Given request | Search the material below for the string "маршрутов" and list each line that holds it.

Data listing |
****************

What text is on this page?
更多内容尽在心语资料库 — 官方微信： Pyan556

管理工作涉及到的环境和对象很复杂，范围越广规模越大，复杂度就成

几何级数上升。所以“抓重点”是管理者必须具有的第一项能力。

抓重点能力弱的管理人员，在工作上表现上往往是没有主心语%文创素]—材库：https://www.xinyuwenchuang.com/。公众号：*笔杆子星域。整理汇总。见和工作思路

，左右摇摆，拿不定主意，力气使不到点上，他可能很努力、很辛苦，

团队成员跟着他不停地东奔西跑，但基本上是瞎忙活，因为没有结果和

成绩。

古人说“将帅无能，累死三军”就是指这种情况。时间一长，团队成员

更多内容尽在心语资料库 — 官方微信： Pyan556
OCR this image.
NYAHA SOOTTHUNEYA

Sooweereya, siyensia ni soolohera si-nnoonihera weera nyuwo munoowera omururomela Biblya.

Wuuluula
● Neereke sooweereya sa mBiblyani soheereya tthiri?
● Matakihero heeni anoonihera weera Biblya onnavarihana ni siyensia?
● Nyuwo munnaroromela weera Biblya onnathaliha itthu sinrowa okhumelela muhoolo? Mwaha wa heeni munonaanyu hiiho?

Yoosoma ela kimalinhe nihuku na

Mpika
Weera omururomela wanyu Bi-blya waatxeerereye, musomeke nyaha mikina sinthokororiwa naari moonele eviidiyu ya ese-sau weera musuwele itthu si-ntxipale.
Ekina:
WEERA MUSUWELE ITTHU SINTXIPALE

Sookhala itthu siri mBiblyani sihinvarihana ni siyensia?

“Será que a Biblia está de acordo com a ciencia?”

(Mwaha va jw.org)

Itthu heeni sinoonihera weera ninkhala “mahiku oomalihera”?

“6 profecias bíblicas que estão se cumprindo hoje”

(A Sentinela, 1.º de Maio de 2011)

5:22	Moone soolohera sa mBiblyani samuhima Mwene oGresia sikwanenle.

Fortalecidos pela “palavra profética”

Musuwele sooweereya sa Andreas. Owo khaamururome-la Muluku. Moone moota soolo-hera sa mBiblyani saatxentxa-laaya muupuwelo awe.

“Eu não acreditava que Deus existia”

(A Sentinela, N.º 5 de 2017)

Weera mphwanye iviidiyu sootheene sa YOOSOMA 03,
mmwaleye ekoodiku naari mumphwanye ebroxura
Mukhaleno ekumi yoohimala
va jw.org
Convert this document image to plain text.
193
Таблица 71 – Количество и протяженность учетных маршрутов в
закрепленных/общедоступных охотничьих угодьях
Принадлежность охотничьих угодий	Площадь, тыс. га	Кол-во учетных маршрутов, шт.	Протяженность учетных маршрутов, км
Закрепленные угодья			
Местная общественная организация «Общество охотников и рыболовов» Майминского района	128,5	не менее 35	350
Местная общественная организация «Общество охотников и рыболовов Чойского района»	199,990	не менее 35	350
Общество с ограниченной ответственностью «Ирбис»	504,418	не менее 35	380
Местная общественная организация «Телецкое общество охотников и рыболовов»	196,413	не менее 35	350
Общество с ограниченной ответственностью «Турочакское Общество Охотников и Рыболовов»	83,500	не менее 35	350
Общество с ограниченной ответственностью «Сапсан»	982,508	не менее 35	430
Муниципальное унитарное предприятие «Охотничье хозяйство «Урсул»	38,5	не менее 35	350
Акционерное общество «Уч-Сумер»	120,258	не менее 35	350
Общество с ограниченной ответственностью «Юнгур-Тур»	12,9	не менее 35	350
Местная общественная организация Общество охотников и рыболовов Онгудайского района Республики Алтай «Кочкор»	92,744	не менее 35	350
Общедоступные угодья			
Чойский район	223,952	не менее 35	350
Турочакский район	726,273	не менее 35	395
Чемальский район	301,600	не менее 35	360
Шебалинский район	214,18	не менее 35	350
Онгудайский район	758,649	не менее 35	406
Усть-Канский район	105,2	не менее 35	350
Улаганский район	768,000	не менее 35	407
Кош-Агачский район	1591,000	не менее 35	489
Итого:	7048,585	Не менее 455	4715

****************

Written response |
Таблица 71 – Количество и протяженность учетных маршрутов в
Принадлежность охотничьих угодий	Площадь, тыс. га	Кол-во учетных маршрутов, шт.	Протяженность учетных маршрутов, км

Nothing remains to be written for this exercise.